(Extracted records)

....................

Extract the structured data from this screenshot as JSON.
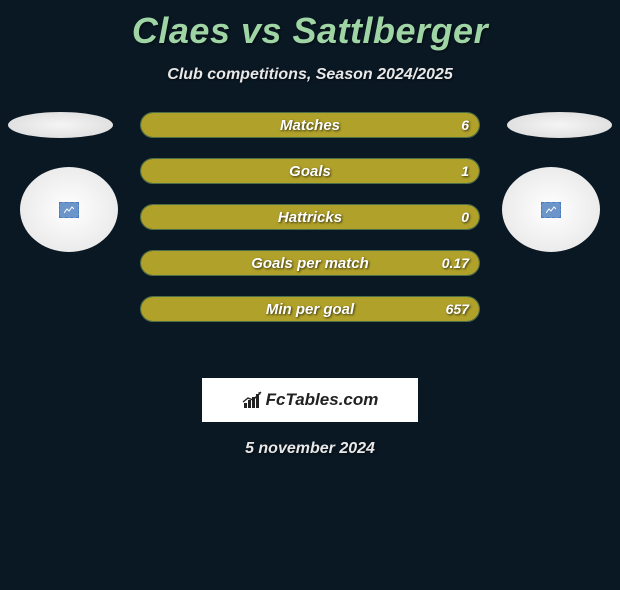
{
  "title": "Claes vs Sattlberger",
  "subtitle": "Club competitions, Season 2024/2025",
  "date": "5 november 2024",
  "brand": "FcTables.com",
  "colors": {
    "background": "#0a1824",
    "title": "#9fd5a5",
    "text": "#e8e8e8",
    "bar_left": "#b0a12a",
    "bar_right": "#b0a12a",
    "bar_outline_left": "#4d6f48",
    "bar_outline_right": "#4d6f48"
  },
  "bars": [
    {
      "label": "Matches",
      "left": "",
      "right": "6",
      "left_pct": 0,
      "right_pct": 100
    },
    {
      "label": "Goals",
      "left": "",
      "right": "1",
      "left_pct": 0,
      "right_pct": 100
    },
    {
      "label": "Hattricks",
      "left": "",
      "right": "0",
      "left_pct": 0,
      "right_pct": 100
    },
    {
      "label": "Goals per match",
      "left": "",
      "right": "0.17",
      "left_pct": 0,
      "right_pct": 100
    },
    {
      "label": "Min per goal",
      "left": "",
      "right": "657",
      "left_pct": 0,
      "right_pct": 100
    }
  ]
}
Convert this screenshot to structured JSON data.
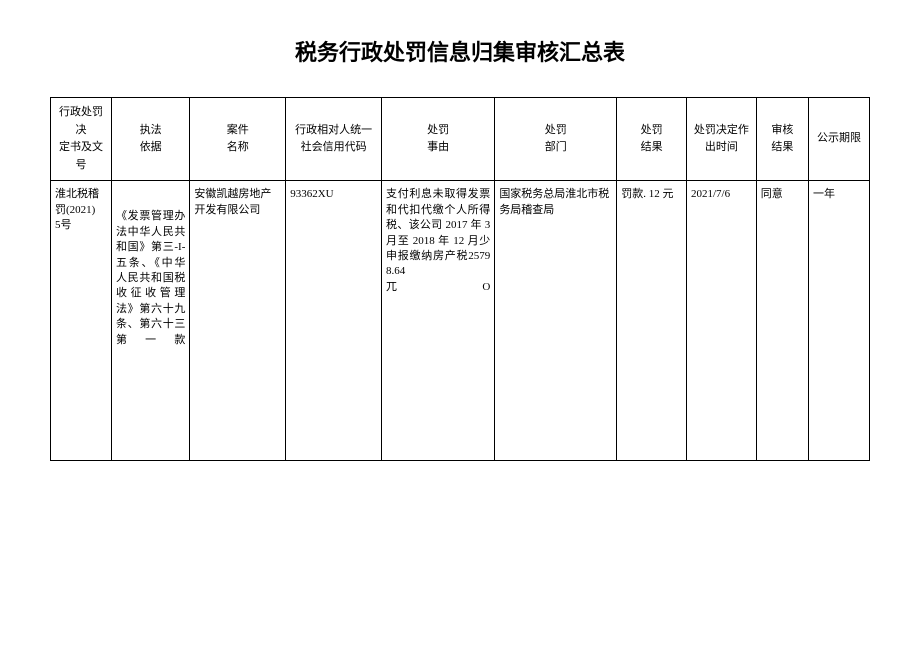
{
  "title": "税务行政处罚信息归集审核汇总表",
  "headers": {
    "col0": "行政处罚决\n定书及文号",
    "col1": "执法\n依据",
    "col2": "案件\n名称",
    "col3": "行政相对人统一\n社会信用代码",
    "col4": "处罚\n事由",
    "col5": "处罚\n部门",
    "col6": "处罚\n结果",
    "col7": "处罚决定作出时间",
    "col8": "审核\n结果",
    "col9": "公示期限"
  },
  "rows": [
    {
      "doc_no": "淮北税稽罚(2021)\n5号",
      "legal_basis": "《发票管理办法中华人民共和国》第三-I-五条、《中华人民共和国税收征收管理法》第六十九条、第六十三第一款",
      "case_name": "安徽凯越房地产开发有限公司",
      "credit_code": "93362XU",
      "reason": "支付利息未取得发票和代扣代缴个人所得税、该公司 2017 年 3 月至 2018 年 12 月少申报缴纳房产税25798.64\n兀　　　　　O",
      "department": "国家税务总局淮北市税务局稽查局",
      "result": "罚款. 12 元",
      "decision_date": "2021/7/6",
      "audit_result": "同意",
      "publicity_period": "一年"
    }
  ]
}
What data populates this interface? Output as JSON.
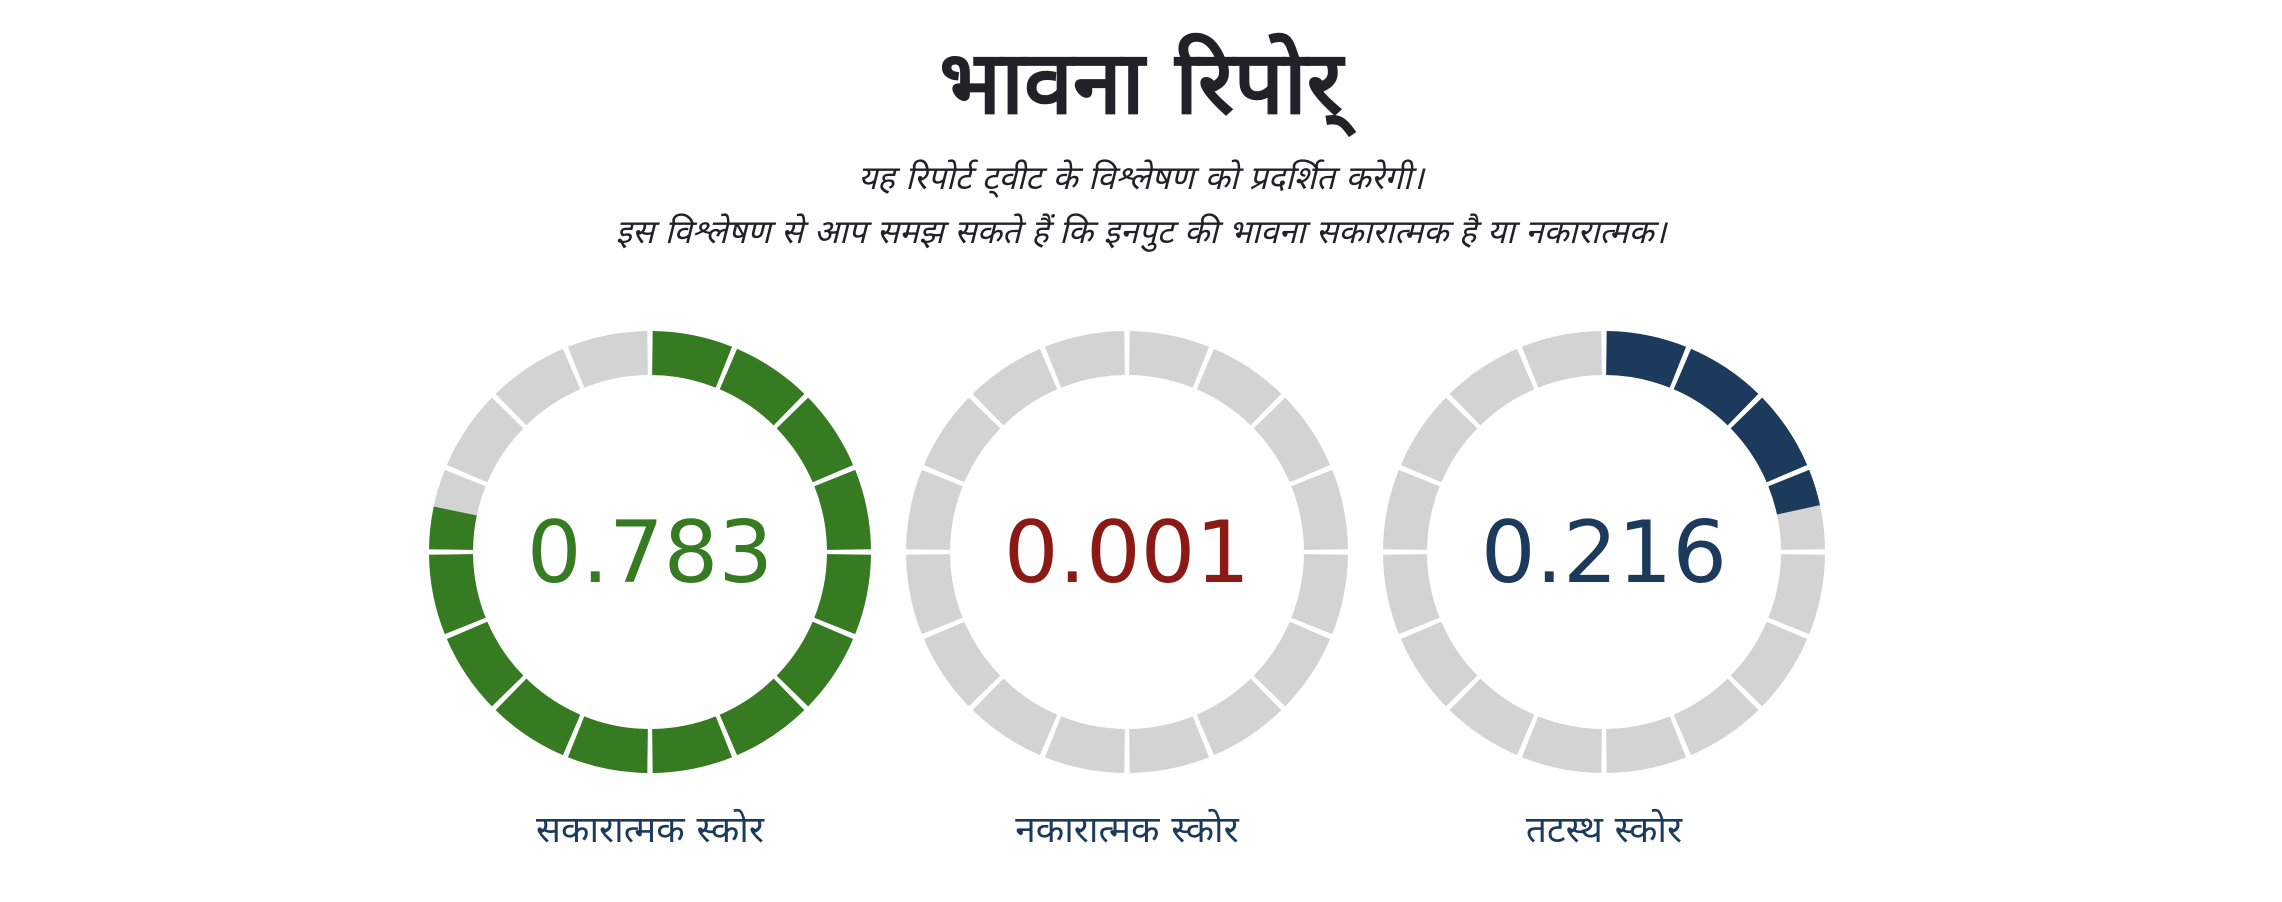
{
  "page": {
    "title": "भावना रिपोर्",
    "subtitle_line1": "यह रिपोर्ट ट्वीट के विश्लेषण को प्रदर्शित करेगी।",
    "subtitle_line2": "इस विश्लेषण से आप समझ सकते हैं कि इनपुट की भावना सकारात्मक है या नकारात्मक।"
  },
  "chart_data": {
    "type": "gauge",
    "segments": 16,
    "track_color": "#d3d3d3",
    "gauges": [
      {
        "label": "सकारात्मक स्कोर",
        "value": 0.783,
        "display": "0.783",
        "color": "#367b22"
      },
      {
        "label": "नकारात्मक स्कोर",
        "value": 0.001,
        "display": "0.001",
        "color": "#8b1a16"
      },
      {
        "label": "तटस्थ स्कोर",
        "value": 0.216,
        "display": "0.216",
        "color": "#1b3a5c"
      }
    ]
  }
}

....................

- What you should do: Reproduce each line holding the word "screenshot".

- Answer to the task:
Extract the structured data from this screenshot as JSON.
Convert this screenshot to structured JSON data.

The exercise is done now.